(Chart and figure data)
══════════
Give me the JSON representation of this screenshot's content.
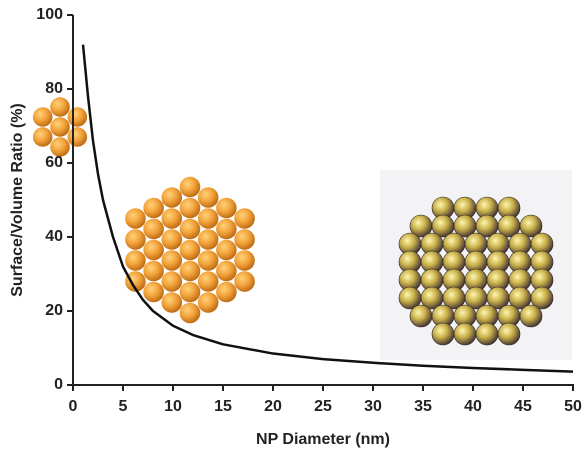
{
  "chart_data": {
    "type": "line",
    "x_label": "NP Diameter (nm)",
    "y_label": "Surface/Volume Ratio (%)",
    "x": [
      1,
      1.5,
      2,
      2.5,
      3,
      4,
      5,
      6,
      7,
      8,
      10,
      12,
      15,
      20,
      25,
      30,
      35,
      40,
      45,
      50
    ],
    "series": [
      {
        "color": "#111111",
        "values": [
          92,
          78,
          66,
          57,
          50,
          40,
          32,
          27,
          23,
          20,
          16,
          13.5,
          11,
          8.5,
          7,
          6,
          5.2,
          4.6,
          4.1,
          3.6
        ]
      }
    ],
    "xlim": [
      0,
      50
    ],
    "xticks": [
      0,
      5,
      10,
      15,
      20,
      25,
      30,
      35,
      40,
      45,
      50
    ],
    "ylim": [
      0,
      100
    ],
    "yticks": [
      0,
      20,
      40,
      60,
      80,
      100
    ],
    "grid": false
  }
}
══════════
Task prompt. Transcribe the whole listing exactly. Pictures stay out of your copy.

Exercise response.
Give me the JSON representation of this screenshot's content.
{
  "chart_data": {
    "type": "line",
    "x_label": "NP Diameter (nm)",
    "y_label": "Surface/Volume Ratio (%)",
    "x": [
      1,
      1.5,
      2,
      2.5,
      3,
      4,
      5,
      6,
      7,
      8,
      10,
      12,
      15,
      20,
      25,
      30,
      35,
      40,
      45,
      50
    ],
    "series": [
      {
        "color": "#111111",
        "values": [
          92,
          78,
          66,
          57,
          50,
          40,
          32,
          27,
          23,
          20,
          16,
          13.5,
          11,
          8.5,
          7,
          6,
          5.2,
          4.6,
          4.1,
          3.6
        ]
      }
    ],
    "xlim": [
      0,
      50
    ],
    "xticks": [
      0,
      5,
      10,
      15,
      20,
      25,
      30,
      35,
      40,
      45,
      50
    ],
    "ylim": [
      0,
      100
    ],
    "yticks": [
      0,
      20,
      40,
      60,
      80,
      100
    ],
    "grid": false
  }
}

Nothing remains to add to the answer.